Task requirements:
Copy every entry exactly as given, minus the images.

(Stored data)

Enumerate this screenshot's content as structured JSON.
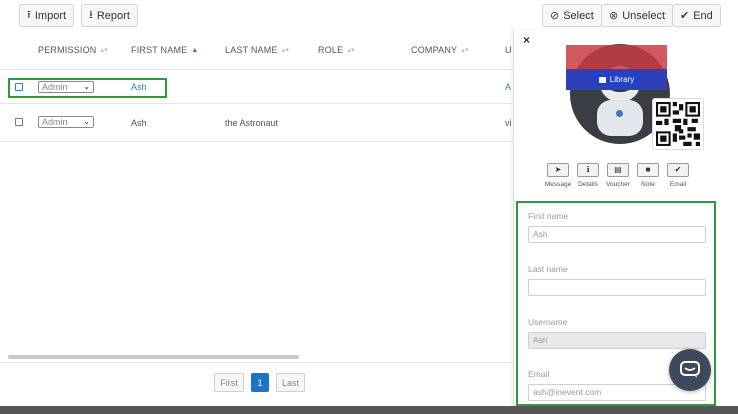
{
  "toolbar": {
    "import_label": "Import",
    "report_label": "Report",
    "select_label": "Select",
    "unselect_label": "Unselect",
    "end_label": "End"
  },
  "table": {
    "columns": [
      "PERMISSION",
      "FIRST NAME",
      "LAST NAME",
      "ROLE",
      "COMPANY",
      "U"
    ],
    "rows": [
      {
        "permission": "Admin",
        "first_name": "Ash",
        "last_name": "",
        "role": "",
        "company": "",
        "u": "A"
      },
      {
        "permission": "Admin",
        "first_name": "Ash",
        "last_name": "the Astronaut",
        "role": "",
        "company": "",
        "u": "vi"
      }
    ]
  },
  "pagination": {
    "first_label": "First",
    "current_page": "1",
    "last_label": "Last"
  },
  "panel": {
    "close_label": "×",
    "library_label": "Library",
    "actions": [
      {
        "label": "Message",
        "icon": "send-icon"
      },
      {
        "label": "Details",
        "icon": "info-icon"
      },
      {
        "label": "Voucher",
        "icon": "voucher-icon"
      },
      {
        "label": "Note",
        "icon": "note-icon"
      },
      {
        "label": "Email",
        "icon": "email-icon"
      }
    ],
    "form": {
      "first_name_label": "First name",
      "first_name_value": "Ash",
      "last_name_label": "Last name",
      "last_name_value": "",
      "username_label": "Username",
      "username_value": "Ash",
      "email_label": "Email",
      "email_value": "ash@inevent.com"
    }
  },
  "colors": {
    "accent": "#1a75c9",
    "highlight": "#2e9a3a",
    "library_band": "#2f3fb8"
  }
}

Problem solution:
Enumerate this screenshot's content as structured JSON.
{
  "toolbar": {
    "import_label": "Import",
    "report_label": "Report",
    "select_label": "Select",
    "unselect_label": "Unselect",
    "end_label": "End"
  },
  "table": {
    "columns": [
      "PERMISSION",
      "FIRST NAME",
      "LAST NAME",
      "ROLE",
      "COMPANY",
      "U"
    ],
    "rows": [
      {
        "permission": "Admin",
        "first_name": "Ash",
        "last_name": "",
        "role": "",
        "company": "",
        "u": "A"
      },
      {
        "permission": "Admin",
        "first_name": "Ash",
        "last_name": "the Astronaut",
        "role": "",
        "company": "",
        "u": "vi"
      }
    ]
  },
  "pagination": {
    "first_label": "First",
    "current_page": "1",
    "last_label": "Last"
  },
  "panel": {
    "close_label": "×",
    "library_label": "Library",
    "actions": [
      {
        "label": "Message",
        "icon": "send-icon"
      },
      {
        "label": "Details",
        "icon": "info-icon"
      },
      {
        "label": "Voucher",
        "icon": "voucher-icon"
      },
      {
        "label": "Note",
        "icon": "note-icon"
      },
      {
        "label": "Email",
        "icon": "email-icon"
      }
    ],
    "form": {
      "first_name_label": "First name",
      "first_name_value": "Ash",
      "last_name_label": "Last name",
      "last_name_value": "",
      "username_label": "Username",
      "username_value": "Ash",
      "email_label": "Email",
      "email_value": "ash@inevent.com"
    }
  },
  "colors": {
    "accent": "#1a75c9",
    "highlight": "#2e9a3a",
    "library_band": "#2f3fb8"
  }
}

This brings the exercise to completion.